(What you need to do) Output the data that follows exactly, line for line.

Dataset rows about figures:

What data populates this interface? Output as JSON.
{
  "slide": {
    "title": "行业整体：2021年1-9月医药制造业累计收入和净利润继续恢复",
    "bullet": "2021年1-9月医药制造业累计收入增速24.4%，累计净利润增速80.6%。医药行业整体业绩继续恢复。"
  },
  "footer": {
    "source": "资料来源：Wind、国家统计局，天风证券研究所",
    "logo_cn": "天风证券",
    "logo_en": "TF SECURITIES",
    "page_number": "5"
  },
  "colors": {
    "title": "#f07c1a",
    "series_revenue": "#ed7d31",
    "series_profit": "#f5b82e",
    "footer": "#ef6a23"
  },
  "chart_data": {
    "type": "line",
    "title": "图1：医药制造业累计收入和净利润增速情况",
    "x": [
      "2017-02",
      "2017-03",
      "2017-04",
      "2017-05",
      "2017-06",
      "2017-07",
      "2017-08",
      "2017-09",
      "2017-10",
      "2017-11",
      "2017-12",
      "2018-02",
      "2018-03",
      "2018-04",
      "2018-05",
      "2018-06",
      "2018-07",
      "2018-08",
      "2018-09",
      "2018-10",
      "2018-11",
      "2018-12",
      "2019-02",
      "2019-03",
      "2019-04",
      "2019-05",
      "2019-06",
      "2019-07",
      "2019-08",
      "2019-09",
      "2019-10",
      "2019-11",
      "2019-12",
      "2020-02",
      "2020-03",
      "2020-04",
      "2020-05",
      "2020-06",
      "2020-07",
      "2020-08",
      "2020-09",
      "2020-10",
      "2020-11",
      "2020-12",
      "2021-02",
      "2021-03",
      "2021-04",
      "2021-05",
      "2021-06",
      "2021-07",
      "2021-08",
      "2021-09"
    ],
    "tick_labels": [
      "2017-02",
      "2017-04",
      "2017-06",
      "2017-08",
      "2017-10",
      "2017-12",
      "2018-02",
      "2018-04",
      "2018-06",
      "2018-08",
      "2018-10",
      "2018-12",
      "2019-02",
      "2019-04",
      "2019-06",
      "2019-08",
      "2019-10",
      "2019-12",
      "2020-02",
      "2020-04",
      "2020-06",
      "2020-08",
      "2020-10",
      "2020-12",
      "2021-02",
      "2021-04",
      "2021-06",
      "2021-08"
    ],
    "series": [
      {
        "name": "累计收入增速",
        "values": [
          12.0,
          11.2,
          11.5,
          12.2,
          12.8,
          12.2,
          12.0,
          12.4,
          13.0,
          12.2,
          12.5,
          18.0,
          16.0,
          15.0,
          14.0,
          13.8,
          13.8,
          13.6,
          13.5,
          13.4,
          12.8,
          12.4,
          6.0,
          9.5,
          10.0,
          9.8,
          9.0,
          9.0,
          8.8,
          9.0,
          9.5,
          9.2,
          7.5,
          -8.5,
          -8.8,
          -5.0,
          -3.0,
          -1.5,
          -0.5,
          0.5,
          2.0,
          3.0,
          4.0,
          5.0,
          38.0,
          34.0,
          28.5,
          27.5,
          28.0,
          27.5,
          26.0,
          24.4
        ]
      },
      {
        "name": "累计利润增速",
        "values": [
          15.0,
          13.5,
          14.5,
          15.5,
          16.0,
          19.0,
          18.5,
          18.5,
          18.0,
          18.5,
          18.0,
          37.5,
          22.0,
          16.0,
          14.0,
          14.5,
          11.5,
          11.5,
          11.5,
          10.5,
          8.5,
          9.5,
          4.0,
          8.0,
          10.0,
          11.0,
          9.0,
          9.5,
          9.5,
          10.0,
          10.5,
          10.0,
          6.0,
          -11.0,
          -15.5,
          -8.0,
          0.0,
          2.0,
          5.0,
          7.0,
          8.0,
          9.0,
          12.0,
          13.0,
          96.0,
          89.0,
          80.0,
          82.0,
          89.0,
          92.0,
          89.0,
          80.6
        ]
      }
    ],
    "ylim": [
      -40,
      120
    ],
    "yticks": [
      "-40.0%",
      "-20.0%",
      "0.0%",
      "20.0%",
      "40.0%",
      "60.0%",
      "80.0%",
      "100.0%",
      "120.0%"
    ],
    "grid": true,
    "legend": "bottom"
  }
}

(Final result)
What data populates this interface? Output as JSON.
{
  "slide": {
    "title": "行业整体：2021年1-9月医药制造业累计收入和净利润继续恢复",
    "bullet": "2021年1-9月医药制造业累计收入增速24.4%，累计净利润增速80.6%。医药行业整体业绩继续恢复。"
  },
  "footer": {
    "source": "资料来源：Wind、国家统计局，天风证券研究所",
    "logo_cn": "天风证券",
    "logo_en": "TF SECURITIES",
    "page_number": "5"
  },
  "colors": {
    "title": "#f07c1a",
    "series_revenue": "#ed7d31",
    "series_profit": "#f5b82e",
    "footer": "#ef6a23"
  },
  "chart_data": {
    "type": "line",
    "title": "图1：医药制造业累计收入和净利润增速情况",
    "x": [
      "2017-02",
      "2017-03",
      "2017-04",
      "2017-05",
      "2017-06",
      "2017-07",
      "2017-08",
      "2017-09",
      "2017-10",
      "2017-11",
      "2017-12",
      "2018-02",
      "2018-03",
      "2018-04",
      "2018-05",
      "2018-06",
      "2018-07",
      "2018-08",
      "2018-09",
      "2018-10",
      "2018-11",
      "2018-12",
      "2019-02",
      "2019-03",
      "2019-04",
      "2019-05",
      "2019-06",
      "2019-07",
      "2019-08",
      "2019-09",
      "2019-10",
      "2019-11",
      "2019-12",
      "2020-02",
      "2020-03",
      "2020-04",
      "2020-05",
      "2020-06",
      "2020-07",
      "2020-08",
      "2020-09",
      "2020-10",
      "2020-11",
      "2020-12",
      "2021-02",
      "2021-03",
      "2021-04",
      "2021-05",
      "2021-06",
      "2021-07",
      "2021-08",
      "2021-09"
    ],
    "tick_labels": [
      "2017-02",
      "2017-04",
      "2017-06",
      "2017-08",
      "2017-10",
      "2017-12",
      "2018-02",
      "2018-04",
      "2018-06",
      "2018-08",
      "2018-10",
      "2018-12",
      "2019-02",
      "2019-04",
      "2019-06",
      "2019-08",
      "2019-10",
      "2019-12",
      "2020-02",
      "2020-04",
      "2020-06",
      "2020-08",
      "2020-10",
      "2020-12",
      "2021-02",
      "2021-04",
      "2021-06",
      "2021-08"
    ],
    "series": [
      {
        "name": "累计收入增速",
        "values": [
          12.0,
          11.2,
          11.5,
          12.2,
          12.8,
          12.2,
          12.0,
          12.4,
          13.0,
          12.2,
          12.5,
          18.0,
          16.0,
          15.0,
          14.0,
          13.8,
          13.8,
          13.6,
          13.5,
          13.4,
          12.8,
          12.4,
          6.0,
          9.5,
          10.0,
          9.8,
          9.0,
          9.0,
          8.8,
          9.0,
          9.5,
          9.2,
          7.5,
          -8.5,
          -8.8,
          -5.0,
          -3.0,
          -1.5,
          -0.5,
          0.5,
          2.0,
          3.0,
          4.0,
          5.0,
          38.0,
          34.0,
          28.5,
          27.5,
          28.0,
          27.5,
          26.0,
          24.4
        ]
      },
      {
        "name": "累计利润增速",
        "values": [
          15.0,
          13.5,
          14.5,
          15.5,
          16.0,
          19.0,
          18.5,
          18.5,
          18.0,
          18.5,
          18.0,
          37.5,
          22.0,
          16.0,
          14.0,
          14.5,
          11.5,
          11.5,
          11.5,
          10.5,
          8.5,
          9.5,
          4.0,
          8.0,
          10.0,
          11.0,
          9.0,
          9.5,
          9.5,
          10.0,
          10.5,
          10.0,
          6.0,
          -11.0,
          -15.5,
          -8.0,
          0.0,
          2.0,
          5.0,
          7.0,
          8.0,
          9.0,
          12.0,
          13.0,
          96.0,
          89.0,
          80.0,
          82.0,
          89.0,
          92.0,
          89.0,
          80.6
        ]
      }
    ],
    "ylim": [
      -40,
      120
    ],
    "yticks": [
      "-40.0%",
      "-20.0%",
      "0.0%",
      "20.0%",
      "40.0%",
      "60.0%",
      "80.0%",
      "100.0%",
      "120.0%"
    ],
    "grid": true,
    "legend": "bottom"
  }
}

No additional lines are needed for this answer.